Transcribe the records that follow, preserving every word.

MATERIAL SHOWN:

● ● ● ● ● ● ●

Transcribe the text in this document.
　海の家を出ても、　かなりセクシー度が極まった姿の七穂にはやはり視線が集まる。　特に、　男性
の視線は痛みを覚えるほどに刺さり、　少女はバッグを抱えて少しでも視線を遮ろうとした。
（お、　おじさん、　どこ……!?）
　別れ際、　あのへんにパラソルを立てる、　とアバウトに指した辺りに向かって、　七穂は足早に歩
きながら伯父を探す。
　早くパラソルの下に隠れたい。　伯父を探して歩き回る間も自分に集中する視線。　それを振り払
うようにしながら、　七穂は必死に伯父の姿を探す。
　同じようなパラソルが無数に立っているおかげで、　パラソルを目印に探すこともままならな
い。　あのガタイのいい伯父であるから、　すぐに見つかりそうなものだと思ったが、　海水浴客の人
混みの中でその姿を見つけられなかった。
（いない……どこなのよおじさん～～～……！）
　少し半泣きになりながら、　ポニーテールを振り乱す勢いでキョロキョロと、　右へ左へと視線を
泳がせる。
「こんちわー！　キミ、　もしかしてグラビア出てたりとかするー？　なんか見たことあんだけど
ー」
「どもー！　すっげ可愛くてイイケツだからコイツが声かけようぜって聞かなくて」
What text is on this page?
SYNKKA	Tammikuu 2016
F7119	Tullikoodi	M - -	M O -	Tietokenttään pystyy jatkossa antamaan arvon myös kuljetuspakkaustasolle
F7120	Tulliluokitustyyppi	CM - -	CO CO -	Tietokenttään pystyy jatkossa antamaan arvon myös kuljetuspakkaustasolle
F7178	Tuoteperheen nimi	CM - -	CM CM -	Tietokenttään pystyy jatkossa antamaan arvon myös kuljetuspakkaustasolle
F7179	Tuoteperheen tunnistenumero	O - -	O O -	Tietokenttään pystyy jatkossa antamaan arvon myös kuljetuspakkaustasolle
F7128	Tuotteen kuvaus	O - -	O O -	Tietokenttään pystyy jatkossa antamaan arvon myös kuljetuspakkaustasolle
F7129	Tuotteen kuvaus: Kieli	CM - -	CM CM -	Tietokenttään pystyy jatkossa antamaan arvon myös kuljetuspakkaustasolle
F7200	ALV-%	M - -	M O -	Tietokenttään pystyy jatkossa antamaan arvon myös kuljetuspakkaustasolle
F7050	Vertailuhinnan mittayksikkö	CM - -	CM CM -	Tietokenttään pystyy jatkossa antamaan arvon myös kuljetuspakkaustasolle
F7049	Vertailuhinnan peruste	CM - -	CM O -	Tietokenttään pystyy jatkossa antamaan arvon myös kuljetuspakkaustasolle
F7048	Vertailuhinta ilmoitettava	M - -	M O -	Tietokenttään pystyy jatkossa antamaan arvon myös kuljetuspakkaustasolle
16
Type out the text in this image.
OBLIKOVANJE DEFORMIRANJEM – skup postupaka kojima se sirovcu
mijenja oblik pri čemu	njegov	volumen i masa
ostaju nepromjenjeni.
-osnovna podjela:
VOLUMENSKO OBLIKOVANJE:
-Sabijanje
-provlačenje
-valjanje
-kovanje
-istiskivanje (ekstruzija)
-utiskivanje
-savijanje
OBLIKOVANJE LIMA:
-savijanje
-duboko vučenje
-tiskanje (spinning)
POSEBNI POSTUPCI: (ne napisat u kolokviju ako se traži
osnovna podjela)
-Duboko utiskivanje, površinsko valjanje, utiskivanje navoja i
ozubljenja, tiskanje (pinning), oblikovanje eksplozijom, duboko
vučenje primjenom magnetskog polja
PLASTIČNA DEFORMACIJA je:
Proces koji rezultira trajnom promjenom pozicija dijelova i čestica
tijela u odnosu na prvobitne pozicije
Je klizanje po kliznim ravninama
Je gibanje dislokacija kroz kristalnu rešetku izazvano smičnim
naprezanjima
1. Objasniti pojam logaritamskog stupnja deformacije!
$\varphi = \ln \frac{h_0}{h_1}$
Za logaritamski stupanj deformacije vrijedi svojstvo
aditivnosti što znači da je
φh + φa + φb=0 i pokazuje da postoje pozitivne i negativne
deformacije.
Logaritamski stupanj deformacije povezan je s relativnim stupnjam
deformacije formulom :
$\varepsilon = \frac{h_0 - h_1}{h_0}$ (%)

● ● ● ● ● ● ●

SOLUTION:
Transcribe the text in this document.
　海の家を出ても、　かなりセクシー度が極まった姿の七穂にはやはり視線が集まる。　特に、　男性
の視線は痛みを覚えるほどに刺さり、　少女はバッグを抱えて少しでも視線を遮ろうとした。
（お、　おじさん、　どこ……!?）
　別れ際、　あのへんにパラソルを立てる、　とアバウトに指した辺りに向かって、　七穂は足早に歩
きながら伯父を探す。
　早くパラソルの下に隠れたい。　伯父を探して歩き回る間も自分に集中する視線。　それを振り払
うようにしながら、　七穂は必死に伯父の姿を探す。
　同じようなパラソルが無数に立っているおかげで、　パラソルを目印に探すこともままならな
い。　あのガタイのいい伯父であるから、　すぐに見つかりそうなものだと思ったが、　海水浴客の人
混みの中でその姿を見つけられなかった。
（いない……どこなのよおじさん～～～……！）
　少し半泣きになりながら、　ポニーテールを振り乱す勢いでキョロキョロと、　右へ左へと視線を
泳がせる。
「こんちわー！　キミ、　もしかしてグラビア出てたりとかするー？　なんか見たことあんだけど
ー」
「どもー！　すっげ可愛くてイイケツだからコイツが声かけようぜって聞かなくて」
What text is on this page?
SYNKKA	Tammikuu 2016
F7119	Tullikoodi	M - -	M O -	Tietokenttään pystyy jatkossa antamaan arvon myös kuljetuspakkaustasolle
F7120	Tulliluokitustyyppi	CM - -	CO CO -	Tietokenttään pystyy jatkossa antamaan arvon myös kuljetuspakkaustasolle
F7178	Tuoteperheen nimi	CM - -	CM CM -	Tietokenttään pystyy jatkossa antamaan arvon myös kuljetuspakkaustasolle
F7179	Tuoteperheen tunnistenumero	O - -	O O -	Tietokenttään pystyy jatkossa antamaan arvon myös kuljetuspakkaustasolle
F7128	Tuotteen kuvaus	O - -	O O -	Tietokenttään pystyy jatkossa antamaan arvon myös kuljetuspakkaustasolle
F7129	Tuotteen kuvaus: Kieli	CM - -	CM CM -	Tietokenttään pystyy jatkossa antamaan arvon myös kuljetuspakkaustasolle
F7200	ALV-%	M - -	M O -	Tietokenttään pystyy jatkossa antamaan arvon myös kuljetuspakkaustasolle
F7050	Vertailuhinnan mittayksikkö	CM - -	CM CM -	Tietokenttään pystyy jatkossa antamaan arvon myös kuljetuspakkaustasolle
F7049	Vertailuhinnan peruste	CM - -	CM O -	Tietokenttään pystyy jatkossa antamaan arvon myös kuljetuspakkaustasolle
F7048	Vertailuhinta ilmoitettava	M - -	M O -	Tietokenttään pystyy jatkossa antamaan arvon myös kuljetuspakkaustasolle
16
Type out the text in this image.
OBLIKOVANJE DEFORMIRANJEM – skup postupaka kojima se sirovcu
mijenja oblik pri čemu	njegov	volumen i masa
ostaju nepromjenjeni.
-osnovna podjela:
VOLUMENSKO OBLIKOVANJE:
-Sabijanje
-provlačenje
-valjanje
-kovanje
-istiskivanje (ekstruzija)
-utiskivanje
-savijanje
OBLIKOVANJE LIMA:
-savijanje
-duboko vučenje
-tiskanje (spinning)
POSEBNI POSTUPCI: (ne napisat u kolokviju ako se traži
osnovna podjela)
-Duboko utiskivanje, površinsko valjanje, utiskivanje navoja i
ozubljenja, tiskanje (pinning), oblikovanje eksplozijom, duboko
vučenje primjenom magnetskog polja
PLASTIČNA DEFORMACIJA je:
Proces koji rezultira trajnom promjenom pozicija dijelova i čestica
tijela u odnosu na prvobitne pozicije
Je klizanje po kliznim ravninama
Je gibanje dislokacija kroz kristalnu rešetku izazvano smičnim
naprezanjima
1. Objasniti pojam logaritamskog stupnja deformacije!
$\varphi = \ln \frac{h_0}{h_1}$
Za logaritamski stupanj deformacije vrijedi svojstvo
aditivnosti što znači da je
φh + φa + φb=0 i pokazuje da postoje pozitivne i negativne
deformacije.
Logaritamski stupanj deformacije povezan je s relativnim stupnjam
deformacije formulom :
$\varepsilon = \frac{h_0 - h_1}{h_0}$ (%)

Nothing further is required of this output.